━━━ PROVIDED RECORDS
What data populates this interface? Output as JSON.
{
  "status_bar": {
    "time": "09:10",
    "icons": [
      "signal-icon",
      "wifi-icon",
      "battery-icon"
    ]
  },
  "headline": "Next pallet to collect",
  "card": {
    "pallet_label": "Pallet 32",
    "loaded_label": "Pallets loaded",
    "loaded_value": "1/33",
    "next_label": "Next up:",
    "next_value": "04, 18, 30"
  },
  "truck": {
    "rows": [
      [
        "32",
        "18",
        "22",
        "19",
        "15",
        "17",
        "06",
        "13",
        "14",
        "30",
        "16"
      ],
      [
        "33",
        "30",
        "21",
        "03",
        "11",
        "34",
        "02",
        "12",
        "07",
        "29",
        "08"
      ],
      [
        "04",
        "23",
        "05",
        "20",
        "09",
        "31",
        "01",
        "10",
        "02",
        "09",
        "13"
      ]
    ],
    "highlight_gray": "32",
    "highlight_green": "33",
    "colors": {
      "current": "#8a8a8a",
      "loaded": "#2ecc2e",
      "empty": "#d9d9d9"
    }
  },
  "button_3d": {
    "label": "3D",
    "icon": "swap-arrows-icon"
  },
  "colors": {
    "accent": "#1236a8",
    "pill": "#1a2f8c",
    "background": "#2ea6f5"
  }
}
━━━━━━
━━━ PROVIDED RECORDS
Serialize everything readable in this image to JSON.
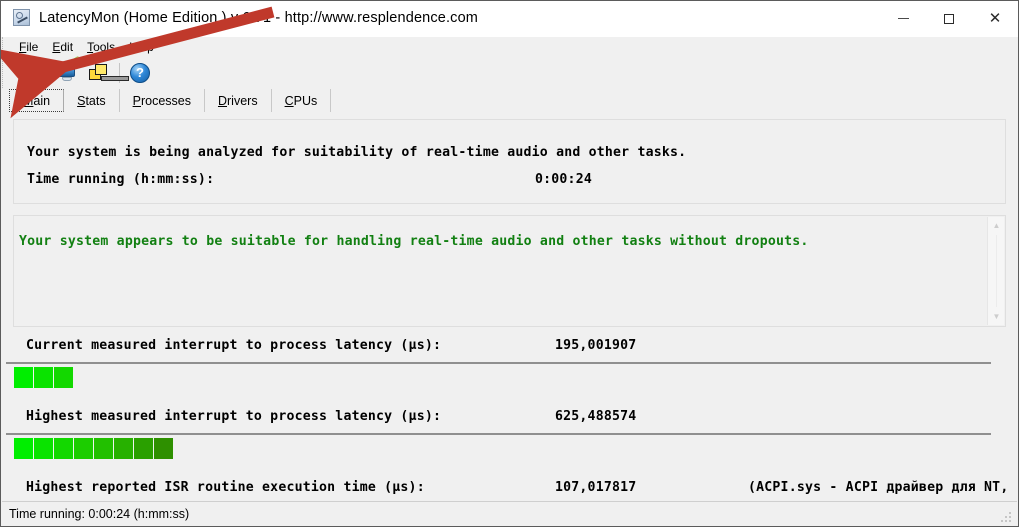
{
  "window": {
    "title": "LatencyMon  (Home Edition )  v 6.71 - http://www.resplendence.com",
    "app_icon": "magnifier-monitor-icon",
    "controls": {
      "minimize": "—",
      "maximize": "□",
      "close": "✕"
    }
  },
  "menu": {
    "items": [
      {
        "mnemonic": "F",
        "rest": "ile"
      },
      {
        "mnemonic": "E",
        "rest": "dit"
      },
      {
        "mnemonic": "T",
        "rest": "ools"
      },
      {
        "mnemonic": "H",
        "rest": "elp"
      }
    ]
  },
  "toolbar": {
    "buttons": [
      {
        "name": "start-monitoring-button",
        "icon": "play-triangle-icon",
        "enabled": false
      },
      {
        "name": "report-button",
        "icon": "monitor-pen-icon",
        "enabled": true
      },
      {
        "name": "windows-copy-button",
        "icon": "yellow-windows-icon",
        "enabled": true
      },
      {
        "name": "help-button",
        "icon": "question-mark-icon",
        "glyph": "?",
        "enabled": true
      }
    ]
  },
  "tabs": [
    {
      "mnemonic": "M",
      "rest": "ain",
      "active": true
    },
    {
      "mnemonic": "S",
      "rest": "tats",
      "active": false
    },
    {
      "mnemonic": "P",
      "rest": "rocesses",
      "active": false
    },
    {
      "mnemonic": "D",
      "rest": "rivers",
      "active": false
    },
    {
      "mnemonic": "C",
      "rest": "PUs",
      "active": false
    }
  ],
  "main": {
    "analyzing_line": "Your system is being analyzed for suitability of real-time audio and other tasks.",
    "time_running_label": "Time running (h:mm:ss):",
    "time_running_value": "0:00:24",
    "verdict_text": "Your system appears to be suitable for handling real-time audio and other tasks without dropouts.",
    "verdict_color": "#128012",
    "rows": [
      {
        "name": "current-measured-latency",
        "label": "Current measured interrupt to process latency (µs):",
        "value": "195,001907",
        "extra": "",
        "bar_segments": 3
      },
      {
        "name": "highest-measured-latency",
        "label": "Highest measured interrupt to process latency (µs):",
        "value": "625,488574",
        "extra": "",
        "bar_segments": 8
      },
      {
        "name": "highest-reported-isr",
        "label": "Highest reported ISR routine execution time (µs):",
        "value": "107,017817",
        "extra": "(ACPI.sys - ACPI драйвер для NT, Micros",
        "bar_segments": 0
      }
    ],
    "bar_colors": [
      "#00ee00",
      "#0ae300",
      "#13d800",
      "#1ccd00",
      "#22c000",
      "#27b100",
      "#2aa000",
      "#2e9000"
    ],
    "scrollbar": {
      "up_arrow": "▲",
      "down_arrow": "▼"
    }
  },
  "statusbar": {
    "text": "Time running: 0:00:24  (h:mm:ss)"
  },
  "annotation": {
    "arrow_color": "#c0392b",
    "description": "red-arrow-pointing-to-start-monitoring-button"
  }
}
━━━━━━
━━━ PROVIDED RECORDS
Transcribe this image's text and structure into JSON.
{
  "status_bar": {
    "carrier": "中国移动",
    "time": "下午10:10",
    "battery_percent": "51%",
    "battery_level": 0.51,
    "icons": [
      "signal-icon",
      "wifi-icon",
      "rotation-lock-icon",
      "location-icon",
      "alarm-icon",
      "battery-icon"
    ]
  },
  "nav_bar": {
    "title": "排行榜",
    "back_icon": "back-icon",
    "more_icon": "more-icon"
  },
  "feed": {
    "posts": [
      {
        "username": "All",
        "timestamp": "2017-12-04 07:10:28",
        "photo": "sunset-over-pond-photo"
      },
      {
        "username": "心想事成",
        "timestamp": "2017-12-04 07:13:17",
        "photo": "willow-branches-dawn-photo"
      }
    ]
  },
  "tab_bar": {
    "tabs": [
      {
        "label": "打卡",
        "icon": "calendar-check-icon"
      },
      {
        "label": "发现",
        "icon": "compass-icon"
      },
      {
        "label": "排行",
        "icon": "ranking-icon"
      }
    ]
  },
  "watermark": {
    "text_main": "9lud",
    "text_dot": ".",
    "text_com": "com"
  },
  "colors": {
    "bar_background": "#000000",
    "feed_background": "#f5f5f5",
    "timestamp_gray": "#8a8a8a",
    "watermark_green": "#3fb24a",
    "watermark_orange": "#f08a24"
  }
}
━━━━━━
• **WRITTEN PROBLEM**
Copy every line that contains the string "this".

• **COMPLETED TASK**
What data populates this interface? Output as JSON.
Serialize everything readable in this image to JSON.
Transcribe this image's text and structure into JSON.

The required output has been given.